» **Task brief**: Please repeat every one of the items below word for word, leaving out the pictures.

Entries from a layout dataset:
— START —

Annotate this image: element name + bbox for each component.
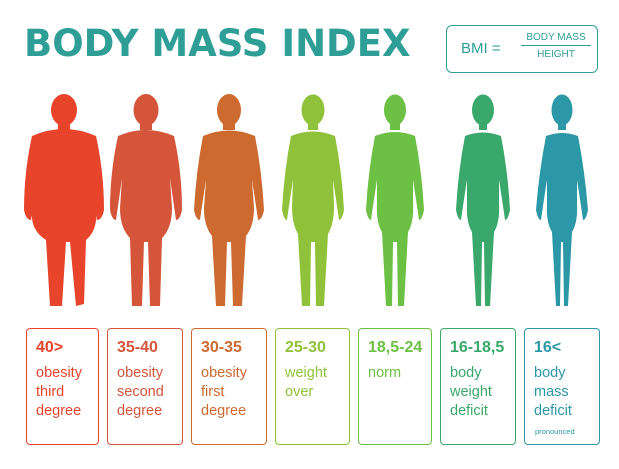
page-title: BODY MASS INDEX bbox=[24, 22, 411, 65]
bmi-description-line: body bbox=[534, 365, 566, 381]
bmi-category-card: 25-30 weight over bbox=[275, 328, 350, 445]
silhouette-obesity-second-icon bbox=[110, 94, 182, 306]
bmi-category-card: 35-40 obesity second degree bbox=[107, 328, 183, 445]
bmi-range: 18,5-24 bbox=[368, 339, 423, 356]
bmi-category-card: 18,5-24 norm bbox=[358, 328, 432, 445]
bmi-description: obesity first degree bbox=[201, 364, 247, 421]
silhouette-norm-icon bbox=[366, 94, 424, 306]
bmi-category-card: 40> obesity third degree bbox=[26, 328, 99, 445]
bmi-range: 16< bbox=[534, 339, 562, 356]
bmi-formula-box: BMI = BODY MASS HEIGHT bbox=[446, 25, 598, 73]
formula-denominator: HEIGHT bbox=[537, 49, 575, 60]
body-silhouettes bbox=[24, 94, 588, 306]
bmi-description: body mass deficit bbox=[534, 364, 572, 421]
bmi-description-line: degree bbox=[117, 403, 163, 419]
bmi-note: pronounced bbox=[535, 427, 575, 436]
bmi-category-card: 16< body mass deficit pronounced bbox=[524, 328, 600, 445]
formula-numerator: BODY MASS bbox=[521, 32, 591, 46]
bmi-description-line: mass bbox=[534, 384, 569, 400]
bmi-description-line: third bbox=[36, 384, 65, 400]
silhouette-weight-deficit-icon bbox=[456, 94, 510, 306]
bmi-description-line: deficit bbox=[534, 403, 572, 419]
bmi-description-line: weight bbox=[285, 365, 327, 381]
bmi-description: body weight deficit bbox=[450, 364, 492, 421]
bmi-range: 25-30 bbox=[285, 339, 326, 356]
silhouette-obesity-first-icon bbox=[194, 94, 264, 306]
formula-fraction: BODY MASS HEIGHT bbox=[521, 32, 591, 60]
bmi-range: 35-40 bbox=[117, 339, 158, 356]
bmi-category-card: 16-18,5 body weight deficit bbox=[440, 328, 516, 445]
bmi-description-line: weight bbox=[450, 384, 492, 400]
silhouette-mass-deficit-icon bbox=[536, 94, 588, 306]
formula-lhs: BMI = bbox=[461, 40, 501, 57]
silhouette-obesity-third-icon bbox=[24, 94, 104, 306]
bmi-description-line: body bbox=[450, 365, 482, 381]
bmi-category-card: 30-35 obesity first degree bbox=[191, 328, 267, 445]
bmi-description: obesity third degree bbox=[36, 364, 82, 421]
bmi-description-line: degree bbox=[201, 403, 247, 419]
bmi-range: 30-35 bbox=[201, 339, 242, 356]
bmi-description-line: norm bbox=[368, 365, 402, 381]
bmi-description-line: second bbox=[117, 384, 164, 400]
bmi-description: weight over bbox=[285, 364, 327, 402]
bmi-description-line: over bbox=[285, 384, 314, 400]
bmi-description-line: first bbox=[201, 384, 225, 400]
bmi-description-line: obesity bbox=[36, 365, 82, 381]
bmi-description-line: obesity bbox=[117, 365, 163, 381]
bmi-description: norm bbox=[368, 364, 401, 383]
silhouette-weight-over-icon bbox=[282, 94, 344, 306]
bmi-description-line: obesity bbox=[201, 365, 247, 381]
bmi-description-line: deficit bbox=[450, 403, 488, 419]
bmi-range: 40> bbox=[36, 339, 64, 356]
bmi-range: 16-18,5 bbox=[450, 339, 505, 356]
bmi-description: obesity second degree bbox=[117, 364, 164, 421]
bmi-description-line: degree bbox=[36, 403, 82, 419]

— END —

» **Output for this task**:
Annotate this image: element name + bbox for each component.
page-title: BODY MASS INDEX bbox=[24, 22, 411, 65]
bmi-description-line: body bbox=[534, 365, 566, 381]
bmi-category-card: 25-30 weight over bbox=[275, 328, 350, 445]
silhouette-obesity-second-icon bbox=[110, 94, 182, 306]
bmi-category-card: 35-40 obesity second degree bbox=[107, 328, 183, 445]
bmi-range: 18,5-24 bbox=[368, 339, 423, 356]
bmi-category-card: 18,5-24 norm bbox=[358, 328, 432, 445]
bmi-description: obesity first degree bbox=[201, 364, 247, 421]
silhouette-norm-icon bbox=[366, 94, 424, 306]
bmi-category-card: 40> obesity third degree bbox=[26, 328, 99, 445]
bmi-range: 16< bbox=[534, 339, 562, 356]
bmi-formula-box: BMI = BODY MASS HEIGHT bbox=[446, 25, 598, 73]
formula-denominator: HEIGHT bbox=[537, 49, 575, 60]
body-silhouettes bbox=[24, 94, 588, 306]
bmi-description: body mass deficit bbox=[534, 364, 572, 421]
bmi-description-line: degree bbox=[117, 403, 163, 419]
bmi-note: pronounced bbox=[535, 427, 575, 436]
bmi-category-card: 16< body mass deficit pronounced bbox=[524, 328, 600, 445]
formula-numerator: BODY MASS bbox=[521, 32, 591, 46]
bmi-description-line: mass bbox=[534, 384, 569, 400]
bmi-description-line: third bbox=[36, 384, 65, 400]
silhouette-weight-deficit-icon bbox=[456, 94, 510, 306]
bmi-description-line: deficit bbox=[534, 403, 572, 419]
bmi-description-line: weight bbox=[285, 365, 327, 381]
bmi-description: body weight deficit bbox=[450, 364, 492, 421]
bmi-range: 25-30 bbox=[285, 339, 326, 356]
silhouette-obesity-first-icon bbox=[194, 94, 264, 306]
formula-fraction: BODY MASS HEIGHT bbox=[521, 32, 591, 60]
bmi-range: 35-40 bbox=[117, 339, 158, 356]
bmi-category-card: 16-18,5 body weight deficit bbox=[440, 328, 516, 445]
bmi-description-line: weight bbox=[450, 384, 492, 400]
silhouette-mass-deficit-icon bbox=[536, 94, 588, 306]
formula-lhs: BMI = bbox=[461, 40, 501, 57]
silhouette-obesity-third-icon bbox=[24, 94, 104, 306]
bmi-description-line: body bbox=[450, 365, 482, 381]
bmi-category-card: 30-35 obesity first degree bbox=[191, 328, 267, 445]
bmi-description: obesity third degree bbox=[36, 364, 82, 421]
bmi-description-line: degree bbox=[201, 403, 247, 419]
bmi-range: 30-35 bbox=[201, 339, 242, 356]
bmi-description-line: norm bbox=[368, 365, 402, 381]
bmi-description-line: second bbox=[117, 384, 164, 400]
bmi-description: weight over bbox=[285, 364, 327, 402]
bmi-description-line: over bbox=[285, 384, 314, 400]
bmi-description-line: first bbox=[201, 384, 225, 400]
bmi-description-line: obesity bbox=[36, 365, 82, 381]
bmi-description-line: obesity bbox=[117, 365, 163, 381]
bmi-description: norm bbox=[368, 364, 401, 383]
silhouette-weight-over-icon bbox=[282, 94, 344, 306]
bmi-description-line: obesity bbox=[201, 365, 247, 381]
bmi-description-line: deficit bbox=[450, 403, 488, 419]
bmi-range: 40> bbox=[36, 339, 64, 356]
bmi-range: 16-18,5 bbox=[450, 339, 505, 356]
bmi-description: obesity second degree bbox=[117, 364, 164, 421]
bmi-description-line: degree bbox=[36, 403, 82, 419]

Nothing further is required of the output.